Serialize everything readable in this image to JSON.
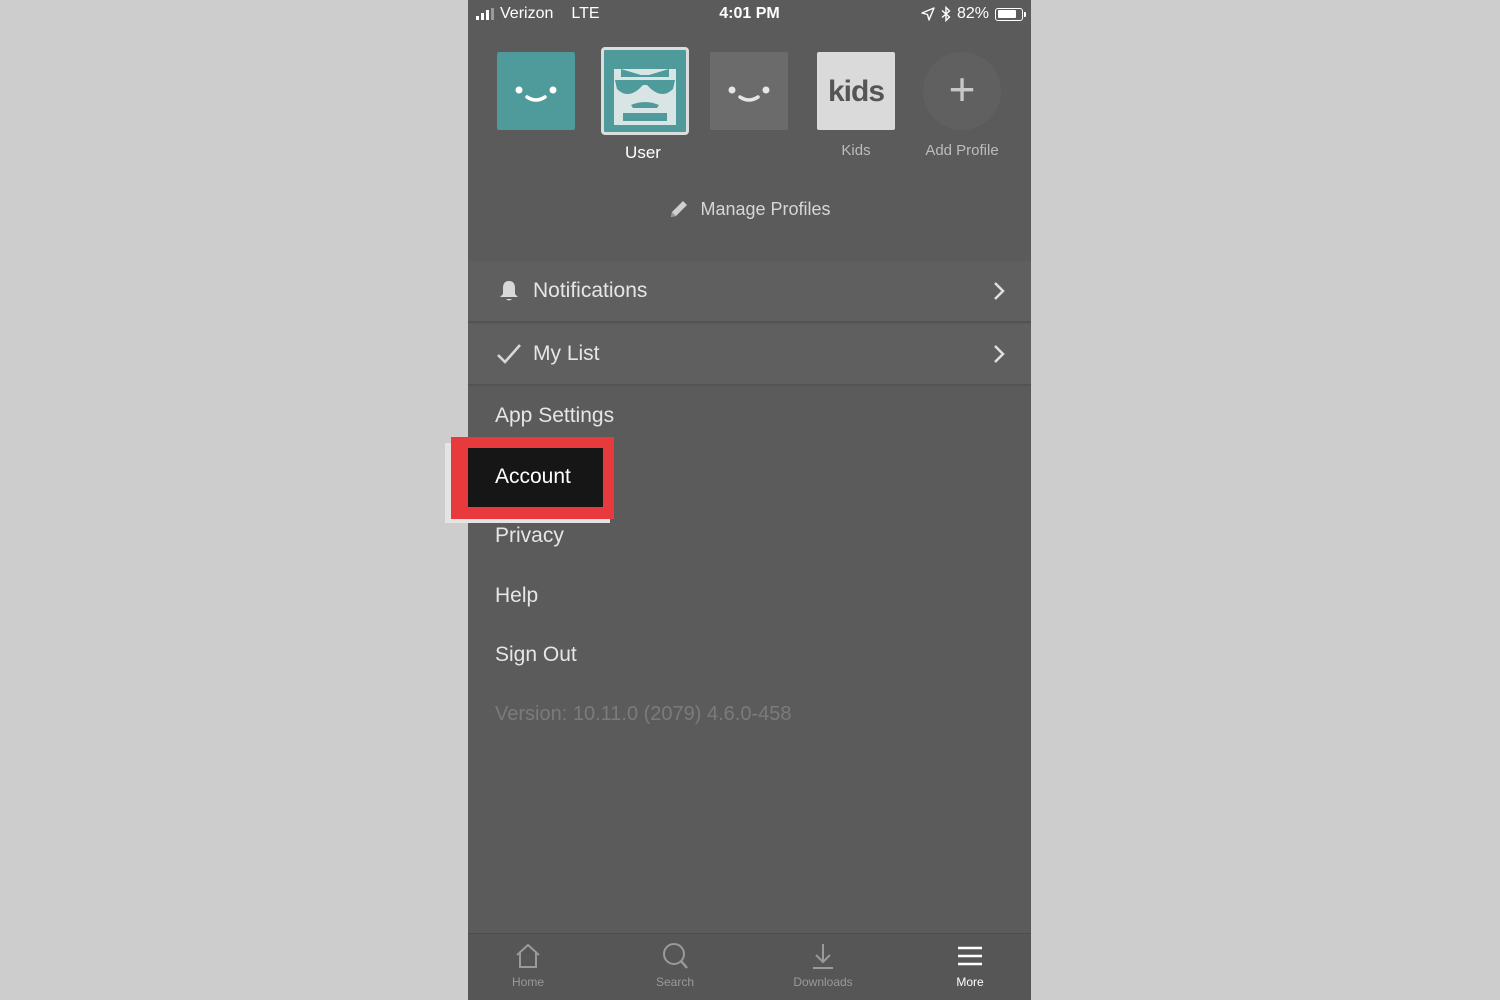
{
  "status_bar": {
    "carrier": "Verizon",
    "network": "LTE",
    "time": "4:01 PM",
    "battery_text": "82%",
    "battery_level": 0.82,
    "icons": [
      "signal-icon",
      "location-arrow-icon",
      "bluetooth-icon",
      "battery-icon"
    ]
  },
  "profiles": [
    {
      "label": "",
      "avatar": "teal-smiley",
      "selected": false
    },
    {
      "label": "User",
      "avatar": "teal-sunglasses-face",
      "selected": true
    },
    {
      "label": "",
      "avatar": "gray-smiley",
      "selected": false
    },
    {
      "label": "Kids",
      "avatar": "kids",
      "avatar_text": "kids",
      "selected": false
    },
    {
      "label": "Add Profile",
      "avatar": "add",
      "avatar_text": "+",
      "selected": false
    }
  ],
  "manage_profiles": {
    "label": "Manage Profiles",
    "icon": "pencil-icon"
  },
  "menu": {
    "notifications": {
      "label": "Notifications",
      "icon": "bell-icon"
    },
    "my_list": {
      "label": "My List",
      "icon": "checkmark-icon"
    },
    "app_settings": "App Settings",
    "account": "Account",
    "privacy": "Privacy",
    "help": "Help",
    "sign_out": "Sign Out",
    "version": "Version: 10.11.0 (2079) 4.6.0-458"
  },
  "highlight": {
    "target": "Account",
    "color": "#e8393d"
  },
  "tabs": [
    {
      "label": "Home",
      "icon": "home-icon",
      "active": false
    },
    {
      "label": "Search",
      "icon": "search-icon",
      "active": false
    },
    {
      "label": "Downloads",
      "icon": "download-icon",
      "active": false
    },
    {
      "label": "More",
      "icon": "hamburger-menu-icon",
      "active": true
    }
  ],
  "colors": {
    "background": "#cdcdcd",
    "panel": "#5b5b5b",
    "teal": "#4f9a9a",
    "accent_red": "#e8393d"
  }
}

::::::

- What you should do:
Transcribe all the lines above exactly, apart from the pictures.

- The reply:
Serialize everything readable in this image to JSON.
{
  "status_bar": {
    "carrier": "Verizon",
    "network": "LTE",
    "time": "4:01 PM",
    "battery_text": "82%",
    "battery_level": 0.82,
    "icons": [
      "signal-icon",
      "location-arrow-icon",
      "bluetooth-icon",
      "battery-icon"
    ]
  },
  "profiles": [
    {
      "label": "",
      "avatar": "teal-smiley",
      "selected": false
    },
    {
      "label": "User",
      "avatar": "teal-sunglasses-face",
      "selected": true
    },
    {
      "label": "",
      "avatar": "gray-smiley",
      "selected": false
    },
    {
      "label": "Kids",
      "avatar": "kids",
      "avatar_text": "kids",
      "selected": false
    },
    {
      "label": "Add Profile",
      "avatar": "add",
      "avatar_text": "+",
      "selected": false
    }
  ],
  "manage_profiles": {
    "label": "Manage Profiles",
    "icon": "pencil-icon"
  },
  "menu": {
    "notifications": {
      "label": "Notifications",
      "icon": "bell-icon"
    },
    "my_list": {
      "label": "My List",
      "icon": "checkmark-icon"
    },
    "app_settings": "App Settings",
    "account": "Account",
    "privacy": "Privacy",
    "help": "Help",
    "sign_out": "Sign Out",
    "version": "Version: 10.11.0 (2079) 4.6.0-458"
  },
  "highlight": {
    "target": "Account",
    "color": "#e8393d"
  },
  "tabs": [
    {
      "label": "Home",
      "icon": "home-icon",
      "active": false
    },
    {
      "label": "Search",
      "icon": "search-icon",
      "active": false
    },
    {
      "label": "Downloads",
      "icon": "download-icon",
      "active": false
    },
    {
      "label": "More",
      "icon": "hamburger-menu-icon",
      "active": true
    }
  ],
  "colors": {
    "background": "#cdcdcd",
    "panel": "#5b5b5b",
    "teal": "#4f9a9a",
    "accent_red": "#e8393d"
  }
}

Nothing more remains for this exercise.